WHAT YOU SHOULD DO: Reproduce the lines of the material exactly, excluding every image.

GIVEN ENTRIES:

++++++

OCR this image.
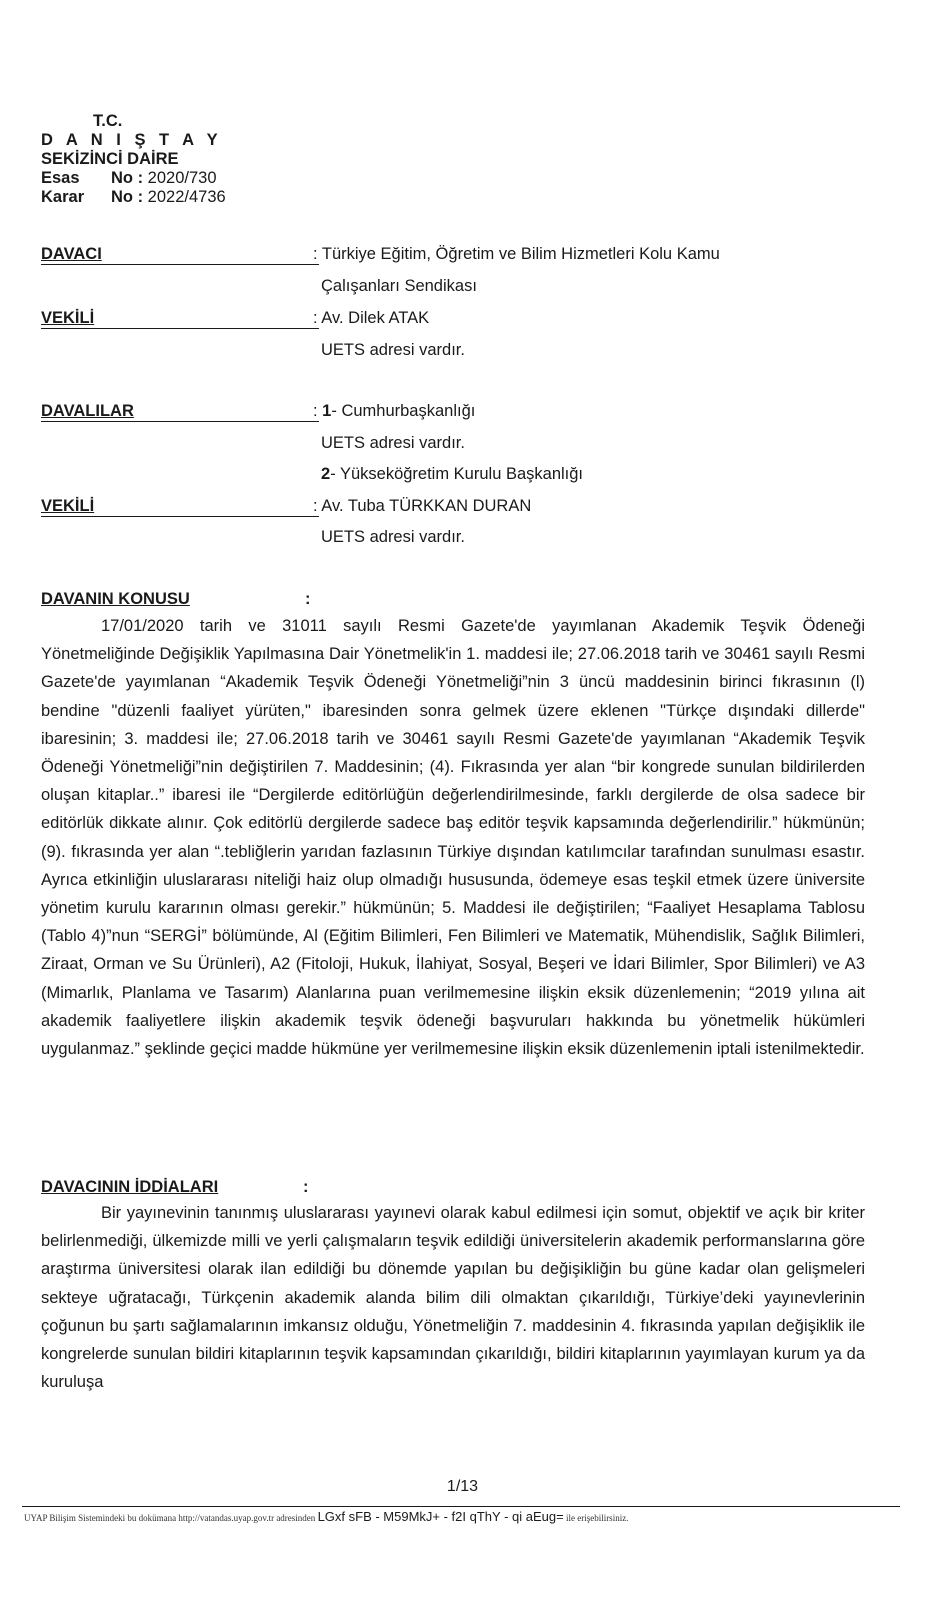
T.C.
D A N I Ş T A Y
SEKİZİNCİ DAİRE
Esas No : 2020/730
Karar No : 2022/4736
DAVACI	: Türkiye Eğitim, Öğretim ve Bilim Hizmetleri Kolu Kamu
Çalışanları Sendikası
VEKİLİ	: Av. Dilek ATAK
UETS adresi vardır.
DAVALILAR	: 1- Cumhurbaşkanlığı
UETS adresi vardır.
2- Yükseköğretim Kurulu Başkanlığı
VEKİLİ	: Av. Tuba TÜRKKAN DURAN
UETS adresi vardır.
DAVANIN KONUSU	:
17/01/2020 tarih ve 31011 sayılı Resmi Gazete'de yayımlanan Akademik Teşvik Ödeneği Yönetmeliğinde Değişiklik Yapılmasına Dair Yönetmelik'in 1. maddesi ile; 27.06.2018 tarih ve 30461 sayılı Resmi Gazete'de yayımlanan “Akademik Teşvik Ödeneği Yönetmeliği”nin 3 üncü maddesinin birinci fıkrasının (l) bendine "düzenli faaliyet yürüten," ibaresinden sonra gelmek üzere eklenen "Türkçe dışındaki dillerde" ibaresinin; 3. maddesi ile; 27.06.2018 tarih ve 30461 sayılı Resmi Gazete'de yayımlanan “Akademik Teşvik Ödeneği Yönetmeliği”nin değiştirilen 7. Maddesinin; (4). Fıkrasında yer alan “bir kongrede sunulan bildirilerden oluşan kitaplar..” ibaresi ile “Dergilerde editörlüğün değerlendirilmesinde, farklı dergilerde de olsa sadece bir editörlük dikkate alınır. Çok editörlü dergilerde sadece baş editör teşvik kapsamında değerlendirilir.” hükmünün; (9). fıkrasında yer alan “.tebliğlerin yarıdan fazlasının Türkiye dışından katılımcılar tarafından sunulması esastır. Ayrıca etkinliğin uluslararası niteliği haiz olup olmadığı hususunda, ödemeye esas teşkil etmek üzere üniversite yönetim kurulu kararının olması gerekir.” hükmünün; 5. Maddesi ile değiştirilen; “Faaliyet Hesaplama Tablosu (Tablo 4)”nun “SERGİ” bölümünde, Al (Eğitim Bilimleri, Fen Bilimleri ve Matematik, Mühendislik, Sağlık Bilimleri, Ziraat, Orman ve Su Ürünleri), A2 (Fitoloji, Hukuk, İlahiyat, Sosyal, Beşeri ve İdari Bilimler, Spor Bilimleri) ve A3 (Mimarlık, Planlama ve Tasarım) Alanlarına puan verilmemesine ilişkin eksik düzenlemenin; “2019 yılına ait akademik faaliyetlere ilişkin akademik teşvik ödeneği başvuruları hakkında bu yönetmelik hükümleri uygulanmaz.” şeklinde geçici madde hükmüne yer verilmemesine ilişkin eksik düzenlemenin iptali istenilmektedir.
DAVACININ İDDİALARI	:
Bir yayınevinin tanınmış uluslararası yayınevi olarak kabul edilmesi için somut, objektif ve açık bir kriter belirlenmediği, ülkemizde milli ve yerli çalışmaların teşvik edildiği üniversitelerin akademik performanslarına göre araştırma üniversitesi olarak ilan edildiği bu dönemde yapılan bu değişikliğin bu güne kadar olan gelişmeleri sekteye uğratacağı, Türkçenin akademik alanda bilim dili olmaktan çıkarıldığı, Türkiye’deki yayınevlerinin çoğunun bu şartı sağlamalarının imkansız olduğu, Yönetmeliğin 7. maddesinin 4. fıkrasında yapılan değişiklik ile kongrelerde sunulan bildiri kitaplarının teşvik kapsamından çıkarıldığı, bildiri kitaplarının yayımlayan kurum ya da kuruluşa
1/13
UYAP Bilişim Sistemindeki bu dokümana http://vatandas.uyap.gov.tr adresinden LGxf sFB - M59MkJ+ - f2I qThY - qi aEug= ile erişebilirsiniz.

++++++

RESPONSE TO THE TASK:
OCR this image.
T.C.
D A N I Ş T A Y
SEKİZİNCİ DAİRE
Esas No : 2020/730
Karar No : 2022/4736
DAVACI	: Türkiye Eğitim, Öğretim ve Bilim Hizmetleri Kolu Kamu
Çalışanları Sendikası
VEKİLİ	: Av. Dilek ATAK
UETS adresi vardır.
DAVALILAR	: 1- Cumhurbaşkanlığı
UETS adresi vardır.
2- Yükseköğretim Kurulu Başkanlığı
VEKİLİ	: Av. Tuba TÜRKKAN DURAN
UETS adresi vardır.
DAVANIN KONUSU	:
17/01/2020 tarih ve 31011 sayılı Resmi Gazete'de yayımlanan Akademik Teşvik Ödeneği Yönetmeliğinde Değişiklik Yapılmasına Dair Yönetmelik'in 1. maddesi ile; 27.06.2018 tarih ve 30461 sayılı Resmi Gazete'de yayımlanan “Akademik Teşvik Ödeneği Yönetmeliği”nin 3 üncü maddesinin birinci fıkrasının (l) bendine "düzenli faaliyet yürüten," ibaresinden sonra gelmek üzere eklenen "Türkçe dışındaki dillerde" ibaresinin; 3. maddesi ile; 27.06.2018 tarih ve 30461 sayılı Resmi Gazete'de yayımlanan “Akademik Teşvik Ödeneği Yönetmeliği”nin değiştirilen 7. Maddesinin; (4). Fıkrasında yer alan “bir kongrede sunulan bildirilerden oluşan kitaplar..” ibaresi ile “Dergilerde editörlüğün değerlendirilmesinde, farklı dergilerde de olsa sadece bir editörlük dikkate alınır. Çok editörlü dergilerde sadece baş editör teşvik kapsamında değerlendirilir.” hükmünün; (9). fıkrasında yer alan “.tebliğlerin yarıdan fazlasının Türkiye dışından katılımcılar tarafından sunulması esastır. Ayrıca etkinliğin uluslararası niteliği haiz olup olmadığı hususunda, ödemeye esas teşkil etmek üzere üniversite yönetim kurulu kararının olması gerekir.” hükmünün; 5. Maddesi ile değiştirilen; “Faaliyet Hesaplama Tablosu (Tablo 4)”nun “SERGİ” bölümünde, Al (Eğitim Bilimleri, Fen Bilimleri ve Matematik, Mühendislik, Sağlık Bilimleri, Ziraat, Orman ve Su Ürünleri), A2 (Fitoloji, Hukuk, İlahiyat, Sosyal, Beşeri ve İdari Bilimler, Spor Bilimleri) ve A3 (Mimarlık, Planlama ve Tasarım) Alanlarına puan verilmemesine ilişkin eksik düzenlemenin; “2019 yılına ait akademik faaliyetlere ilişkin akademik teşvik ödeneği başvuruları hakkında bu yönetmelik hükümleri uygulanmaz.” şeklinde geçici madde hükmüne yer verilmemesine ilişkin eksik düzenlemenin iptali istenilmektedir.
DAVACININ İDDİALARI	:
Bir yayınevinin tanınmış uluslararası yayınevi olarak kabul edilmesi için somut, objektif ve açık bir kriter belirlenmediği, ülkemizde milli ve yerli çalışmaların teşvik edildiği üniversitelerin akademik performanslarına göre araştırma üniversitesi olarak ilan edildiği bu dönemde yapılan bu değişikliğin bu güne kadar olan gelişmeleri sekteye uğratacağı, Türkçenin akademik alanda bilim dili olmaktan çıkarıldığı, Türkiye’deki yayınevlerinin çoğunun bu şartı sağlamalarının imkansız olduğu, Yönetmeliğin 7. maddesinin 4. fıkrasında yapılan değişiklik ile kongrelerde sunulan bildiri kitaplarının teşvik kapsamından çıkarıldığı, bildiri kitaplarının yayımlayan kurum ya da kuruluşa
1/13
UYAP Bilişim Sistemindeki bu dokümana http://vatandas.uyap.gov.tr adresinden LGxf sFB - M59MkJ+ - f2I qThY - qi aEug= ile erişebilirsiniz.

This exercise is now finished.